## Start DATA EXCERPTS
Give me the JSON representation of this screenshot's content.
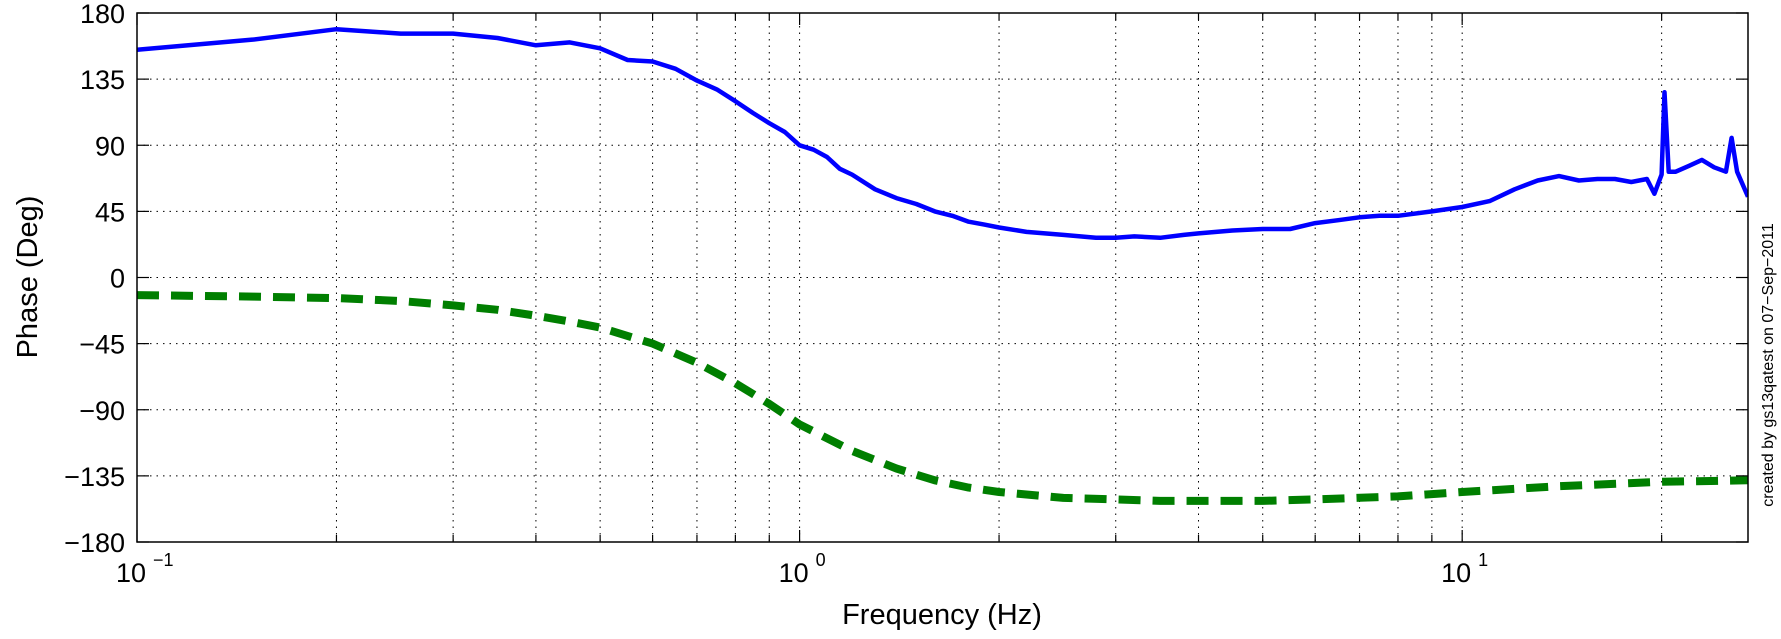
{
  "chart_data": {
    "type": "line",
    "title": "",
    "xlabel": "Frequency (Hz)",
    "ylabel": "Phase (Deg)",
    "xscale": "log",
    "xlim": [
      0.1,
      27
    ],
    "ylim": [
      -180,
      180
    ],
    "grid": true,
    "legend": "none",
    "side_note": "created by gs13qatest on 07−Sep−2011",
    "x_ticks": [
      {
        "value": 0.1,
        "base": "10",
        "exp": "−1"
      },
      {
        "value": 1,
        "base": "10",
        "exp": "0"
      },
      {
        "value": 10,
        "base": "10",
        "exp": "1"
      }
    ],
    "y_ticks": [
      {
        "value": 180,
        "label": "180"
      },
      {
        "value": 135,
        "label": "135"
      },
      {
        "value": 90,
        "label": "90"
      },
      {
        "value": 45,
        "label": "45"
      },
      {
        "value": 0,
        "label": "0"
      },
      {
        "value": -45,
        "label": "−45"
      },
      {
        "value": -90,
        "label": "−90"
      },
      {
        "value": -135,
        "label": "−135"
      },
      {
        "value": -180,
        "label": "−180"
      }
    ],
    "series": [
      {
        "color": "#0000ff",
        "style": "solid",
        "x": [
          0.1,
          0.15,
          0.2,
          0.25,
          0.3,
          0.35,
          0.4,
          0.45,
          0.5,
          0.55,
          0.6,
          0.65,
          0.7,
          0.75,
          0.8,
          0.85,
          0.9,
          0.95,
          1.0,
          1.05,
          1.1,
          1.15,
          1.2,
          1.3,
          1.4,
          1.5,
          1.6,
          1.7,
          1.8,
          1.9,
          2.0,
          2.2,
          2.5,
          2.8,
          3.0,
          3.2,
          3.5,
          3.8,
          4.0,
          4.5,
          5.0,
          5.5,
          6.0,
          6.5,
          7.0,
          7.5,
          8.0,
          9.0,
          10.0,
          11.0,
          12.0,
          13.0,
          14.0,
          15.0,
          16.0,
          17.0,
          18.0,
          19.0,
          19.5,
          20.0,
          20.2,
          20.5,
          21.0,
          22.0,
          23.0,
          24.0,
          25.0,
          25.5,
          26.0,
          27.0
        ],
        "y": [
          155,
          162,
          169,
          166,
          166,
          163,
          158,
          160,
          156,
          148,
          147,
          142,
          134,
          128,
          120,
          112,
          105,
          99,
          90,
          87,
          82,
          74,
          70,
          60,
          54,
          50,
          45,
          42,
          38,
          36,
          34,
          31,
          29,
          27,
          27,
          28,
          27,
          29,
          30,
          32,
          33,
          33,
          37,
          39,
          41,
          42,
          42,
          45,
          48,
          52,
          60,
          66,
          69,
          66,
          67,
          67,
          65,
          67,
          57,
          70,
          126,
          72,
          72,
          76,
          80,
          75,
          72,
          95,
          72,
          55
        ]
      },
      {
        "color": "#007f00",
        "style": "dashed",
        "x": [
          0.1,
          0.15,
          0.2,
          0.25,
          0.3,
          0.35,
          0.4,
          0.45,
          0.5,
          0.6,
          0.7,
          0.8,
          0.9,
          1.0,
          1.2,
          1.4,
          1.6,
          1.8,
          2.0,
          2.5,
          3.0,
          3.5,
          4.0,
          5.0,
          6.0,
          8.0,
          10.0,
          14.0,
          20.0,
          27.0
        ],
        "y": [
          -12,
          -13,
          -14,
          -16,
          -19,
          -22,
          -26,
          -30,
          -34,
          -45,
          -58,
          -72,
          -86,
          -100,
          -118,
          -130,
          -138,
          -143,
          -146,
          -150,
          -151,
          -152,
          -152,
          -152,
          -151,
          -149,
          -146,
          -142,
          -139,
          -138
        ]
      }
    ]
  }
}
## End DATA EXCERPTS
TASK REQUIREMENTS → Count the lines in the records above that hold the word "value", and give only that number.

WRITTEN RESPONSE → 12